Goal ▸
Repeat every line of the listing below exactly, minus the pictures.

-=-=-

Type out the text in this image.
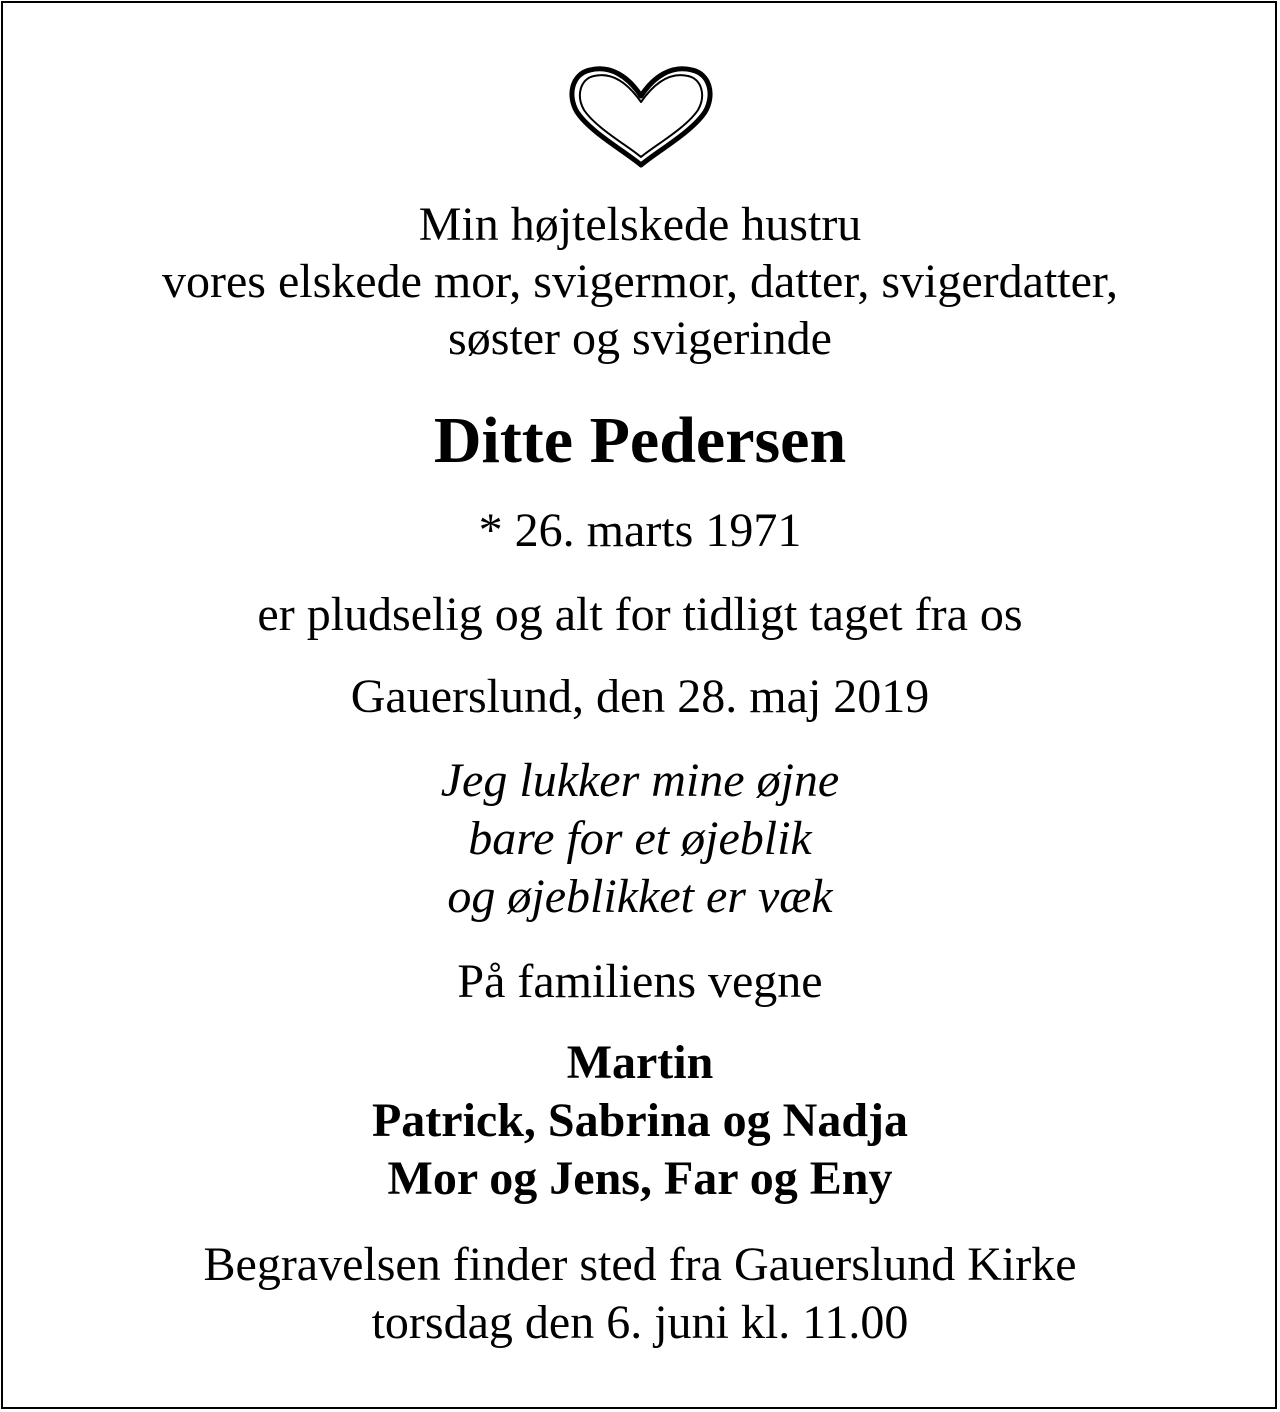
Min højtelskede hustru
vores elskede mor, svigermor, datter, svigerdatter,
søster og svigerinde
Ditte Pedersen
* 26. marts 1971
er pludselig og alt for tidligt taget fra os
Gauerslund, den 28. maj 2019
Jeg lukker mine øjne
bare for et øjeblik
og øjeblikket er væk
På familiens vegne
Martin
Patrick, Sabrina og Nadja
Mor og Jens, Far og Eny
Begravelsen finder sted fra Gauerslund Kirke
torsdag den 6. juni kl. 11.00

-=-=-

Exercise answer ▸
Type out the text in this image.
Min højtelskede hustru
vores elskede mor, svigermor, datter, svigerdatter,
søster og svigerinde
Ditte Pedersen
* 26. marts 1971
er pludselig og alt for tidligt taget fra os
Gauerslund, den 28. maj 2019
Jeg lukker mine øjne
bare for et øjeblik
og øjeblikket er væk
På familiens vegne
Martin
Patrick, Sabrina og Nadja
Mor og Jens, Far og Eny
Begravelsen finder sted fra Gauerslund Kirke
torsdag den 6. juni kl. 11.00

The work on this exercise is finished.